(Entries taken from a collection)

"""

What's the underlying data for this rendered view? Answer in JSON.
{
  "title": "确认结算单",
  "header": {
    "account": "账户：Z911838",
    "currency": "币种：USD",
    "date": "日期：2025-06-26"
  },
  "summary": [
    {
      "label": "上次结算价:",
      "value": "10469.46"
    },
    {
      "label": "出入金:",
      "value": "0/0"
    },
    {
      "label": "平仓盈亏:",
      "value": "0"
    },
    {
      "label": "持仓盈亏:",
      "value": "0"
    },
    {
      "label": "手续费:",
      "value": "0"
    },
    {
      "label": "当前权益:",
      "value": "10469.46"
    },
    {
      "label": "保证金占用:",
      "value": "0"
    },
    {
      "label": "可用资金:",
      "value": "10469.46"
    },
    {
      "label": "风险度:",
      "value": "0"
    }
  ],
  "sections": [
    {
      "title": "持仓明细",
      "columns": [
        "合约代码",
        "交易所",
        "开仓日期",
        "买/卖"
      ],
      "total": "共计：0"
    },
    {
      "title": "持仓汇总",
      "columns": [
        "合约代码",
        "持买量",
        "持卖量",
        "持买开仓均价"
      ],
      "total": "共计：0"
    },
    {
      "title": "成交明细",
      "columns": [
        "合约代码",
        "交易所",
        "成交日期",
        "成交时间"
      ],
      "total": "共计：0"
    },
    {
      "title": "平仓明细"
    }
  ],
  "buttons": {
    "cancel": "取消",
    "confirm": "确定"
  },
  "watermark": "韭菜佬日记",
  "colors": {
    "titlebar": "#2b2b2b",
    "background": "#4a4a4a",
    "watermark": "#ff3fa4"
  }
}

"""
"""

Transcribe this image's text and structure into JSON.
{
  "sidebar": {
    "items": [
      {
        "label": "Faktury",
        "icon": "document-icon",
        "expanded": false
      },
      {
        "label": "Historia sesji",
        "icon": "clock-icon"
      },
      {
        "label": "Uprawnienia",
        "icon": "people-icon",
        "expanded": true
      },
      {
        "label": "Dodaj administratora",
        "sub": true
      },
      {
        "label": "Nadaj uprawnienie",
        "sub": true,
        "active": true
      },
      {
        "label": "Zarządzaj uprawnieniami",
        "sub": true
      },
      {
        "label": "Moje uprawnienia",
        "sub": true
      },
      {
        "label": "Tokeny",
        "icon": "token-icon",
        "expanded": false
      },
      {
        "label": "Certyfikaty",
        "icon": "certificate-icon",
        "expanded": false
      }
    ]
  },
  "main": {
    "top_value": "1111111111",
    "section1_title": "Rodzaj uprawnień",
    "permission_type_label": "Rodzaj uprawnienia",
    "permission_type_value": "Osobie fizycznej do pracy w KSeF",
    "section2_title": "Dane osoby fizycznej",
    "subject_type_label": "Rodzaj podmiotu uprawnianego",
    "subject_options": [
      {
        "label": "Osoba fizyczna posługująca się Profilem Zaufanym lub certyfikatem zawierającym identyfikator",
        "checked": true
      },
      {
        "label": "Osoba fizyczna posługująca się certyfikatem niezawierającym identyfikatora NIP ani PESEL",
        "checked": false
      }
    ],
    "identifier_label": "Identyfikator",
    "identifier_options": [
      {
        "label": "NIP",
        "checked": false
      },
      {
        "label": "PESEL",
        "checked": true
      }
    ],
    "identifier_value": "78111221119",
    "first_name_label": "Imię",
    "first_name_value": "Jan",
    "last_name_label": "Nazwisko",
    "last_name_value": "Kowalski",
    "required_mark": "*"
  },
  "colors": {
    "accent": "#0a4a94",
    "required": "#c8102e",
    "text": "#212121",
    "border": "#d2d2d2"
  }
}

"""

### Exercise details
From the listing above, return each line with the word "fizycznej".

### Expected output
    "permission_type_value": "Osobie fizycznej do pracy w KSeF",
    "section2_title": "Dane osoby fizycznej",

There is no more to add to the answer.